What the exercise asks: The material below should be written out in full and exactly; pictures stay out of the copy.

Provided entries:
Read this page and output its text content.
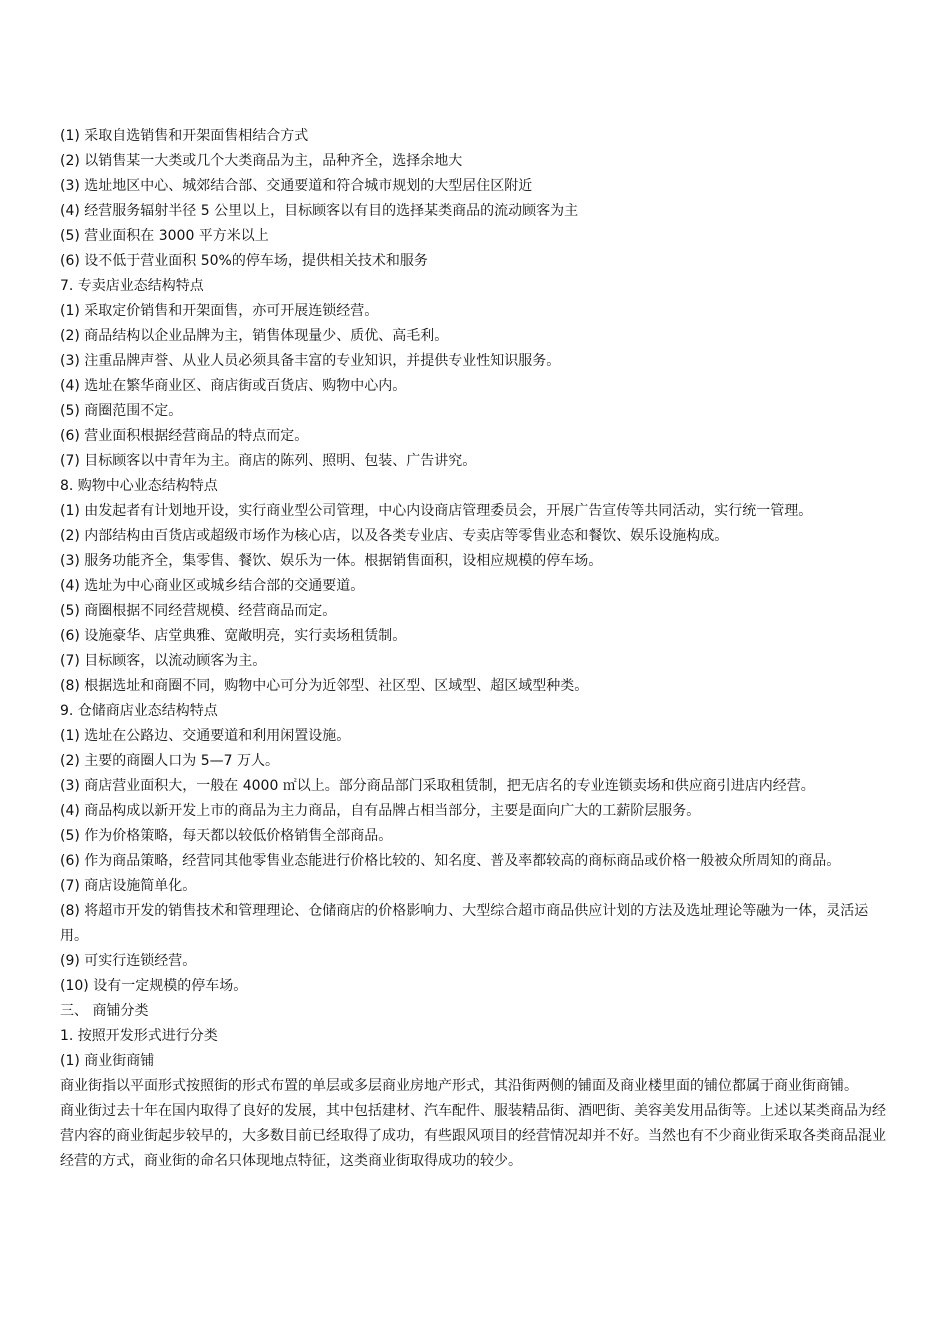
(1) 采取自选销售和开架面售相结合方式

(2) 以销售某一大类或几个大类商品为主，品种齐全，选择余地大

(3) 选址地区中心、城郊结合部、交通要道和符合城市规划的大型居住区附近

(4) 经营服务辐射半径 5 公里以上，目标顾客以有目的选择某类商品的流动顾客为主

(5) 营业面积在 3000 平方米以上

(6) 设不低于营业面积 50%的停车场，提供相关技术和服务

7. 专卖店业态结构特点

(1) 采取定价销售和开架面售，亦可开展连锁经营。

(2) 商品结构以企业品牌为主，销售体现量少、质优、高毛利。

(3) 注重品牌声誉、从业人员必须具备丰富的专业知识，并提供专业性知识服务。

(4) 选址在繁华商业区、商店街或百货店、购物中心内。

(5) 商圈范围不定。

(6) 营业面积根据经营商品的特点而定。

(7) 目标顾客以中青年为主。商店的陈列、照明、包装、广告讲究。

8. 购物中心业态结构特点

(1) 由发起者有计划地开设，实行商业型公司管理，中心内设商店管理委员会，开展广告宣传等共同活动，实行统一管理。

(2) 内部结构由百货店或超级市场作为核心店，以及各类专业店、专卖店等零售业态和餐饮、娱乐设施构成。

(3) 服务功能齐全，集零售、餐饮、娱乐为一体。根据销售面积，设相应规模的停车场。

(4) 选址为中心商业区或城乡结合部的交通要道。

(5) 商圈根据不同经营规模、经营商品而定。

(6) 设施豪华、店堂典雅、宽敞明亮，实行卖场租赁制。

(7) 目标顾客，以流动顾客为主。

(8) 根据选址和商圈不同，购物中心可分为近邻型、社区型、区域型、超区域型种类。

9. 仓储商店业态结构特点

(1) 选址在公路边、交通要道和利用闲置设施。

(2) 主要的商圈人口为 5—7 万人。

(3) 商店营业面积大，一般在 4000 ㎡以上。部分商品部门采取租赁制，把无店名的专业连锁卖场和供应商引进店内经营。

(4) 商品构成以新开发上市的商品为主力商品，自有品牌占相当部分，主要是面向广大的工薪阶层服务。

(5) 作为价格策略，每天都以较低价格销售全部商品。

(6) 作为商品策略，经营同其他零售业态能进行价格比较的、知名度、普及率都较高的商标商品或价格一般被众所周知的商品。

(7) 商店设施简单化。

(8) 将超市开发的销售技术和管理理论、仓储商店的价格影响力、大型综合超市商品供应计划的方法及选址理论等融为一体，灵活运用。

(9) 可实行连锁经营。

(10) 设有一定规模的停车场。

三、 商铺分类

1. 按照开发形式进行分类

(1) 商业街商铺

商业街指以平面形式按照街的形式布置的单层或多层商业房地产形式，其沿街两侧的铺面及商业楼里面的铺位都属于商业街商铺。

商业街过去十年在国内取得了良好的发展，其中包括建材、汽车配件、服装精品街、酒吧街、美容美发用品街等。上述以某类商品为经营内容的商业街起步较早的，大多数目前已经取得了成功，有些跟风项目的经营情况却并不好。当然也有不少商业街采取各类商品混业经营的方式，商业街的命名只体现地点特征，这类商业街取得成功的较少。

Final answer:
Read this page and output its text content.
(1) 采取自选销售和开架面售相结合方式

(2) 以销售某一大类或几个大类商品为主，品种齐全，选择余地大

(3) 选址地区中心、城郊结合部、交通要道和符合城市规划的大型居住区附近

(4) 经营服务辐射半径 5 公里以上，目标顾客以有目的选择某类商品的流动顾客为主

(5) 营业面积在 3000 平方米以上

(6) 设不低于营业面积 50%的停车场，提供相关技术和服务

7. 专卖店业态结构特点

(1) 采取定价销售和开架面售，亦可开展连锁经营。

(2) 商品结构以企业品牌为主，销售体现量少、质优、高毛利。

(3) 注重品牌声誉、从业人员必须具备丰富的专业知识，并提供专业性知识服务。

(4) 选址在繁华商业区、商店街或百货店、购物中心内。

(5) 商圈范围不定。

(6) 营业面积根据经营商品的特点而定。

(7) 目标顾客以中青年为主。商店的陈列、照明、包装、广告讲究。

8. 购物中心业态结构特点

(1) 由发起者有计划地开设，实行商业型公司管理，中心内设商店管理委员会，开展广告宣传等共同活动，实行统一管理。

(2) 内部结构由百货店或超级市场作为核心店，以及各类专业店、专卖店等零售业态和餐饮、娱乐设施构成。

(3) 服务功能齐全，集零售、餐饮、娱乐为一体。根据销售面积，设相应规模的停车场。

(4) 选址为中心商业区或城乡结合部的交通要道。

(5) 商圈根据不同经营规模、经营商品而定。

(6) 设施豪华、店堂典雅、宽敞明亮，实行卖场租赁制。

(7) 目标顾客，以流动顾客为主。

(8) 根据选址和商圈不同，购物中心可分为近邻型、社区型、区域型、超区域型种类。

9. 仓储商店业态结构特点

(1) 选址在公路边、交通要道和利用闲置设施。

(2) 主要的商圈人口为 5—7 万人。

(3) 商店营业面积大，一般在 4000 ㎡以上。部分商品部门采取租赁制，把无店名的专业连锁卖场和供应商引进店内经营。

(4) 商品构成以新开发上市的商品为主力商品，自有品牌占相当部分，主要是面向广大的工薪阶层服务。

(5) 作为价格策略，每天都以较低价格销售全部商品。

(6) 作为商品策略，经营同其他零售业态能进行价格比较的、知名度、普及率都较高的商标商品或价格一般被众所周知的商品。

(7) 商店设施简单化。

(8) 将超市开发的销售技术和管理理论、仓储商店的价格影响力、大型综合超市商品供应计划的方法及选址理论等融为一体，灵活运用。

(9) 可实行连锁经营。

(10) 设有一定规模的停车场。

三、 商铺分类

1. 按照开发形式进行分类

(1) 商业街商铺

商业街指以平面形式按照街的形式布置的单层或多层商业房地产形式，其沿街两侧的铺面及商业楼里面的铺位都属于商业街商铺。

商业街过去十年在国内取得了良好的发展，其中包括建材、汽车配件、服装精品街、酒吧街、美容美发用品街等。上述以某类商品为经营内容的商业街起步较早的，大多数目前已经取得了成功，有些跟风项目的经营情况却并不好。当然也有不少商业街采取各类商品混业经营的方式，商业街的命名只体现地点特征，这类商业街取得成功的较少。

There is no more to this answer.